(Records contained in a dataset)
============================================================

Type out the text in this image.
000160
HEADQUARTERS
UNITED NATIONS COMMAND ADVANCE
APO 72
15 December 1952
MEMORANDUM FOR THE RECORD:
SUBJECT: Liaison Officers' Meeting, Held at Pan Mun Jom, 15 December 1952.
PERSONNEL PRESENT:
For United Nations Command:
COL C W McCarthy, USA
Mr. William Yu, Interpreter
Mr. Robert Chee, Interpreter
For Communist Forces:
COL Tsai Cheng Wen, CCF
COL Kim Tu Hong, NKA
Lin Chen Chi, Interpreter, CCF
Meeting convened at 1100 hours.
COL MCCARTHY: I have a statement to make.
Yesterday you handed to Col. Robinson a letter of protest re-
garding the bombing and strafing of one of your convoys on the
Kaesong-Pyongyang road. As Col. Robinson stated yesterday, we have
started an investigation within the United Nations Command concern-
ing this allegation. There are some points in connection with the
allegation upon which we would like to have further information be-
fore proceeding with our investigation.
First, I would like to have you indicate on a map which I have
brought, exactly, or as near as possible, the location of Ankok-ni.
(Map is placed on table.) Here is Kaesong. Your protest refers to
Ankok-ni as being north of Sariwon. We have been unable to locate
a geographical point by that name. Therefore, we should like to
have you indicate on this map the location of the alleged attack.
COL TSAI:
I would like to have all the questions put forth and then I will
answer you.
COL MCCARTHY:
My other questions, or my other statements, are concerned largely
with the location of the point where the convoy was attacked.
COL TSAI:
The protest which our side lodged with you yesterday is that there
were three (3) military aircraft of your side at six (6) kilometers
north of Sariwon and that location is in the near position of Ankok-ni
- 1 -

============================================================

- **Task details**:
Transcribe all of the material exactly. Omit nothing.

- **Task response**:
Type out the text in this image.
000160
HEADQUARTERS
UNITED NATIONS COMMAND ADVANCE
APO 72
15 December 1952
MEMORANDUM FOR THE RECORD:
SUBJECT: Liaison Officers' Meeting, Held at Pan Mun Jom, 15 December 1952.
PERSONNEL PRESENT:
For United Nations Command:
COL C W McCarthy, USA
Mr. William Yu, Interpreter
Mr. Robert Chee, Interpreter
For Communist Forces:
COL Tsai Cheng Wen, CCF
COL Kim Tu Hong, NKA
Lin Chen Chi, Interpreter, CCF
Meeting convened at 1100 hours.
COL MCCARTHY: I have a statement to make.
Yesterday you handed to Col. Robinson a letter of protest re-
garding the bombing and strafing of one of your convoys on the
Kaesong-Pyongyang road. As Col. Robinson stated yesterday, we have
started an investigation within the United Nations Command concern-
ing this allegation. There are some points in connection with the
allegation upon which we would like to have further information be-
fore proceeding with our investigation.
First, I would like to have you indicate on a map which I have
brought, exactly, or as near as possible, the location of Ankok-ni.
(Map is placed on table.) Here is Kaesong. Your protest refers to
Ankok-ni as being north of Sariwon. We have been unable to locate
a geographical point by that name. Therefore, we should like to
have you indicate on this map the location of the alleged attack.
COL TSAI:
I would like to have all the questions put forth and then I will
answer you.
COL MCCARTHY:
My other questions, or my other statements, are concerned largely
with the location of the point where the convoy was attacked.
COL TSAI:
The protest which our side lodged with you yesterday is that there
were three (3) military aircraft of your side at six (6) kilometers
north of Sariwon and that location is in the near position of Ankok-ni
- 1 -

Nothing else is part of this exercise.